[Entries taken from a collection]
####

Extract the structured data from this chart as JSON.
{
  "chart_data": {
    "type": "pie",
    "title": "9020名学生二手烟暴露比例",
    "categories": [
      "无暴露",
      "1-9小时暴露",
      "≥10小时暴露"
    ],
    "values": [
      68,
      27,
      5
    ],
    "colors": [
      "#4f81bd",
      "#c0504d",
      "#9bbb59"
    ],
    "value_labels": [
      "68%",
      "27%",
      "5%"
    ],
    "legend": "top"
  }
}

####

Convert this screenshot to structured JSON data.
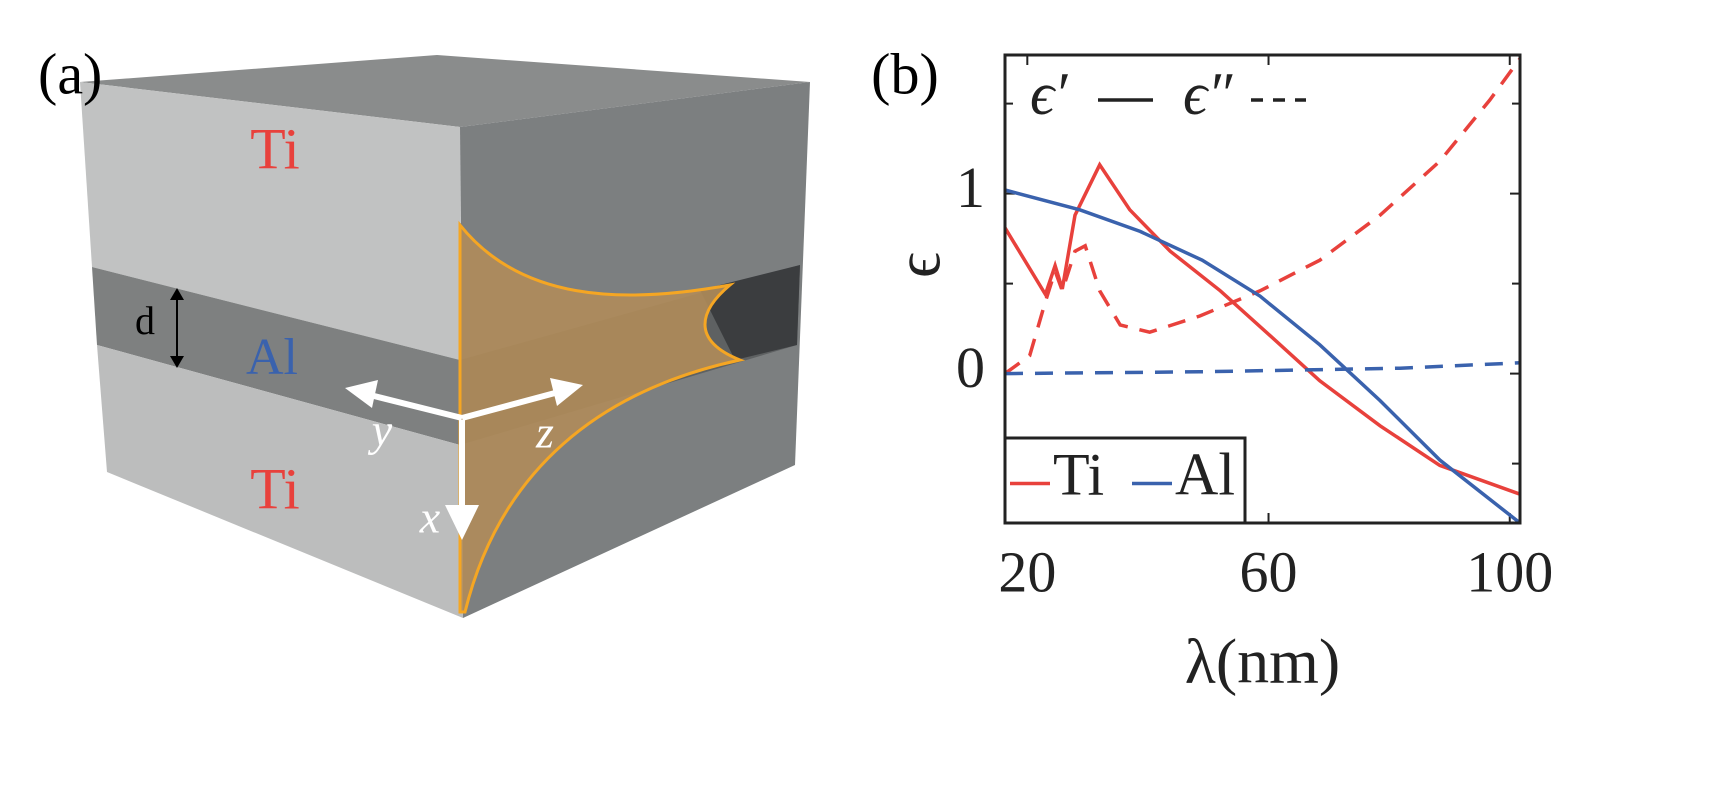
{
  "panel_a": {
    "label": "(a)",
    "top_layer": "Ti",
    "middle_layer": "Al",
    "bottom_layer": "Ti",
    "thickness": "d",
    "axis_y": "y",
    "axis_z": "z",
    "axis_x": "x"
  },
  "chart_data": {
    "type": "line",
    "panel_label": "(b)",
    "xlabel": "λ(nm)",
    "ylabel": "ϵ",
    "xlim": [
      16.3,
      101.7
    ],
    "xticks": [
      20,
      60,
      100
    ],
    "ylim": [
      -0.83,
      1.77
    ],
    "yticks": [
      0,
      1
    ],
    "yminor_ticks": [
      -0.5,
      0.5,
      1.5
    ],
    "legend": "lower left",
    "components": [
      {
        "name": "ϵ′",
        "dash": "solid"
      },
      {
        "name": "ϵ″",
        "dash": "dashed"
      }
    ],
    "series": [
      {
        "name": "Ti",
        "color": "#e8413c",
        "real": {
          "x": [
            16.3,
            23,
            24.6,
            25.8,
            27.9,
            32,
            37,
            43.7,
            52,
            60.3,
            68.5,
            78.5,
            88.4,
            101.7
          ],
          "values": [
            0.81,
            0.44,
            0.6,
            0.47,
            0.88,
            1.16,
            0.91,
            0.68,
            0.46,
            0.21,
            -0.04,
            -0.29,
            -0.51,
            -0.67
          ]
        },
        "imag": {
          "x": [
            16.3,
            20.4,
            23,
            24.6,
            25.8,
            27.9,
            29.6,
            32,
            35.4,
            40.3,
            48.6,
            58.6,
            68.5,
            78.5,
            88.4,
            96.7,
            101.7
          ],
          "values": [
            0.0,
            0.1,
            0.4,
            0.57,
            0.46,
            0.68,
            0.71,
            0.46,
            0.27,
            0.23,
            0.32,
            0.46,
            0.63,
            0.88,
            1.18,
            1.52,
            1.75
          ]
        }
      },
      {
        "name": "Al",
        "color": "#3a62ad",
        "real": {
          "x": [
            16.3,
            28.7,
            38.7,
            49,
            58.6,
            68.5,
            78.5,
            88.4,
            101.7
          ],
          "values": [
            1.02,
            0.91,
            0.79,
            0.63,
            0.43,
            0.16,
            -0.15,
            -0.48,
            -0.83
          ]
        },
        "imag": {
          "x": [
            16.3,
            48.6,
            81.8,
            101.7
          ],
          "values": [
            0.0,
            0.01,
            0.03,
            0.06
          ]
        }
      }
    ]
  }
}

####

Task requirements. Reproduce each line of the entries in which the word "structured" is found.

Written response.
Extract the structured data from this chart as JSON.
Convert this screenshot to structured JSON data.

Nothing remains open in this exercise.